— Start TEXT TO READ —

De Morgan's Laws (Logic)/Disjunction of Negations/Formulation 1/Forward Implication

Theorem

$\neg p \lor \neg q \vdash \neg \paren {p \land q}$

$\neg p \lor \neg q \vdash \neg \paren {p \land q} $
Line	Pool	Formula	Rule	Depends upon	Notes
1	1	$\neg p \lor \neg q$	Premise	(None)
2	2	$p \land q$	Assumption	(None)
3	2	$p$	Rule of Simplification: $\land \EE_1$	2
4	2	$q$	Rule of Simplification: $\land \EE_2$	2
5	5	$\neg p$	Assumption	(None)
6	2, 5	$\bot$	Principle of Non-Contradiction: $\neg \EE$	3, 5
7	7	$\neg q$	Assumption	(None)
8	2, 7	$\bot$	Principle of Non-Contradiction: $\neg \EE$	4, 7
9	1, 2	$\bot$	Proof by Cases: $\text{PBC}$	1, 5 – 6, 7 – 8	Assumptions 5 and 7 have been discharged
10	1	$\neg \paren {p \land q}$	Proof by Contradiction: $\neg \II$	2 – 9	Assumption 2 has been discharged

$\blacksquare$

— End TEXT TO READ —
— Start DATASET EXCERPT —

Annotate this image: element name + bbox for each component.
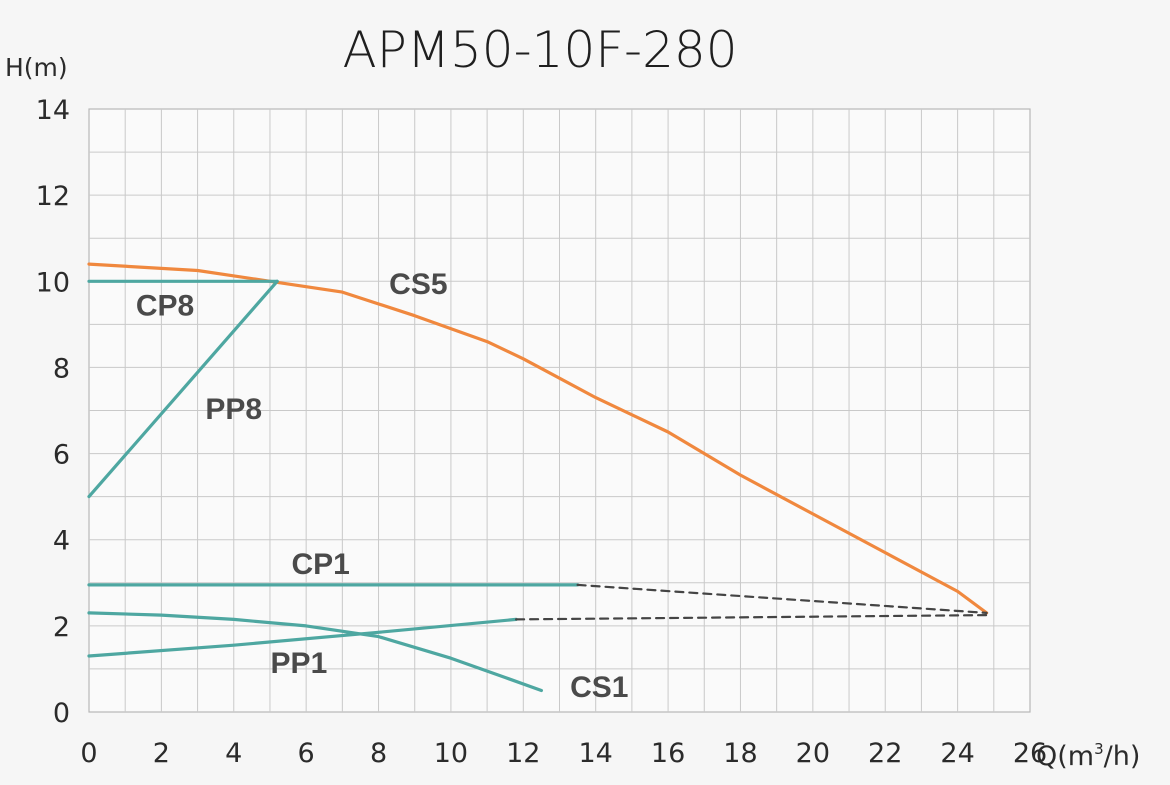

— End DATASET EXCERPT —

§ DIRECTIONS
List each distinct inference rule named in the Rule column of the De Morgan's law proof, leaving out Premise and Assumption. The data placed after the De Morgan's law proof come from a separate source.

§ EXERCISE OUTPUT
Rule of Simplification
Principle of Non-Contradiction
Proof by Cases
Proof by Contradiction